请将节选文段中以含有“而只要人们用尽一切力量去追求”的词句开头、以“话说回来,到底是谁把小丑从阿卡姆疗养院里放出来的?”结尾的部分一字不差地重新录入。

#### 节选文段:
..............................

而只要人们用尽一切力量去追求绝对意义上的“成功”,也就一定会造就出一个又一个小丑。毕竟,在“成功”的背后,必定是“失败”,对成功的追逐将永远伴随着对失败的恐惧以及对失败者的唾弃。强尼是一个失败者,小丑又何尝不是呢?在无法突破现有秩序实现成功的前提下,他们选择了以混乱代替秩序。也许我们仍然可以用过去的眼光去看待小丑,甚至嘲笑他试图占领哥谭的想法不过是一场幻梦,终究会在蝙蝠侠的铁拳下被砸个粉碎,但面对强尼这个几乎并未作恶的“小丑”时,还能如此确信地站在“正义”的一边吗?
话说回来,到底是谁把小丑从阿卡姆疗养院里放出来的?
小丑:“那个婊子养的……”
强尼:“谁?我不太明白……”

..............................

#### 所列数据行:

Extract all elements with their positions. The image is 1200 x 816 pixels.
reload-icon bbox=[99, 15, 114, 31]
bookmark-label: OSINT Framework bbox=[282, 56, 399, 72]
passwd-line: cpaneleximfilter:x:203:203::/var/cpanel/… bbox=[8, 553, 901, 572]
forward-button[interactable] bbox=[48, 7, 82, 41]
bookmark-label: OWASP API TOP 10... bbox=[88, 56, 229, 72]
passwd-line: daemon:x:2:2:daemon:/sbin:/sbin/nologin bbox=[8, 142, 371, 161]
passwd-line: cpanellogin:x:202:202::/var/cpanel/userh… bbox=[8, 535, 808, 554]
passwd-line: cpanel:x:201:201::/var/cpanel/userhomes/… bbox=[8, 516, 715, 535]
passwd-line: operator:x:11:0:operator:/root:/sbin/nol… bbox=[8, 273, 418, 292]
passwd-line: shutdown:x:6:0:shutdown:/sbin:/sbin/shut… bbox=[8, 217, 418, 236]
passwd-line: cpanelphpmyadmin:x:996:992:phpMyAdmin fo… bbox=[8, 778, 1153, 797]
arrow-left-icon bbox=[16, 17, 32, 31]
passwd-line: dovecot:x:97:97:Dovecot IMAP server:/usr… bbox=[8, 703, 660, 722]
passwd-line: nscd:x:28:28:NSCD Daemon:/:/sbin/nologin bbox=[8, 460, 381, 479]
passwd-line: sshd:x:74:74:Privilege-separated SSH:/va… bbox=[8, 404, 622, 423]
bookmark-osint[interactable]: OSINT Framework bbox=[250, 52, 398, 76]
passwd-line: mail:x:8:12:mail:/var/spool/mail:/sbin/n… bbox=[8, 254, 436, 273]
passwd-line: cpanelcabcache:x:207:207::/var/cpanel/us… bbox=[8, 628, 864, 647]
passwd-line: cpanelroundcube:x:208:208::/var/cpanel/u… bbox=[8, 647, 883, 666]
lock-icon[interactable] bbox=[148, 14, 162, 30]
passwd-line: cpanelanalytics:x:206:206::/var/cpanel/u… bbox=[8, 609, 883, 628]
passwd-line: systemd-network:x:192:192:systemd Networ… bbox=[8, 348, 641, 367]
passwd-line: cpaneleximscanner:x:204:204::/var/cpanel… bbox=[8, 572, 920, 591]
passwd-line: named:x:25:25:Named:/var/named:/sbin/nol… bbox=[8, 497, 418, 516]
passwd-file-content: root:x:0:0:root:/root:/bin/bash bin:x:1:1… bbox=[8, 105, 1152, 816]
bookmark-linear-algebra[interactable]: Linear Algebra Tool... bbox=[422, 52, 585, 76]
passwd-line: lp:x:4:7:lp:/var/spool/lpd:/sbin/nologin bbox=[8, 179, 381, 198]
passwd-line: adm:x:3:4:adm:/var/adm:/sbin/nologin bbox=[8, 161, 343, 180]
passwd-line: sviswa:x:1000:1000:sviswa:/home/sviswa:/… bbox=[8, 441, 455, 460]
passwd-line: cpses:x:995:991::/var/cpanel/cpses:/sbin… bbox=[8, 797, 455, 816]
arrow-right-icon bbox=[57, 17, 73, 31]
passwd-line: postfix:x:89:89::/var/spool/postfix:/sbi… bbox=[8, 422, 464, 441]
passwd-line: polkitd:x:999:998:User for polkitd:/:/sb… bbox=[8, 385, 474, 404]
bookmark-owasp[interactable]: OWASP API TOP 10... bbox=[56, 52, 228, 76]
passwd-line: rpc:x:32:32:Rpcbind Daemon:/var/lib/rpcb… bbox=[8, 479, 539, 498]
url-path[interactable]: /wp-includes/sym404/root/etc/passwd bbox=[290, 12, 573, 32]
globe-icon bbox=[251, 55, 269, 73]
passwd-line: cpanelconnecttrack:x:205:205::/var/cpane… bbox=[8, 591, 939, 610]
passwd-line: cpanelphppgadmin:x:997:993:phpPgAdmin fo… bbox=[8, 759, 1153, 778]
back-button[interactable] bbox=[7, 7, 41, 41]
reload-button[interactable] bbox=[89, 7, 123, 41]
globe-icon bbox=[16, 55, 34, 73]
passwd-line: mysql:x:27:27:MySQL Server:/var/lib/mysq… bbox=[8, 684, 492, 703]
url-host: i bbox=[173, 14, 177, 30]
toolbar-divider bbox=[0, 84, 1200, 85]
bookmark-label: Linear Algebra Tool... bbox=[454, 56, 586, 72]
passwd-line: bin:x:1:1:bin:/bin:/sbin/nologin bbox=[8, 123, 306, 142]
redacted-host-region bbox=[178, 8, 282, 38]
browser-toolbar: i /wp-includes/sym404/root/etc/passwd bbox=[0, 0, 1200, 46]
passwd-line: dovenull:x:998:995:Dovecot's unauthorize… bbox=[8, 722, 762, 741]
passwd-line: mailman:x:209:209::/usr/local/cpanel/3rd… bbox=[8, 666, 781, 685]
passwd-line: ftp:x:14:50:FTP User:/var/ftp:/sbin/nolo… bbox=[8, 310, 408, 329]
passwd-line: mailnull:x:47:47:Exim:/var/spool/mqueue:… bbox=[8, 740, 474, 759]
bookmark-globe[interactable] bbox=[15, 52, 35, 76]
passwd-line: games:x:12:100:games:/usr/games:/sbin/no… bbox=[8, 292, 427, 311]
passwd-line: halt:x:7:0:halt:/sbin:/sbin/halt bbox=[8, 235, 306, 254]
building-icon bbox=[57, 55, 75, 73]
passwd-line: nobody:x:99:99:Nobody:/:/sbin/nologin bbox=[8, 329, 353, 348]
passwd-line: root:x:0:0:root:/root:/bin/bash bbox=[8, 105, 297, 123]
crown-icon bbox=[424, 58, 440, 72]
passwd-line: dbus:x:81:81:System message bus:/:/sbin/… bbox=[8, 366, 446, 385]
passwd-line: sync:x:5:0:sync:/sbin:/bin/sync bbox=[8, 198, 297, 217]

..............................

#### 练习作答:
而只要人们用尽一切力量去追求绝对意义上的“成功”,也就一定会造就出一个又一个小丑。毕竟,在“成功”的背后,必定是“失败”,对成功的追逐将永远伴随着对失败的恐惧以及对失败者的唾弃。强尼是一个失败者,小丑又何尝不是呢?在无法突破现有秩序实现成功的前提下,他们选择了以混乱代替秩序。也许我们仍然可以用过去的眼光去看待小丑,甚至嘲笑他试图占领哥谭的想法不过是一场幻梦,终究会在蝙蝠侠的铁拳下被砸个粉碎,但面对强尼这个几乎并未作恶的“小丑”时,还能如此确信地站在“正义”的一边吗?
话说回来,到底是谁把小丑从阿卡姆疗养院里放出来的?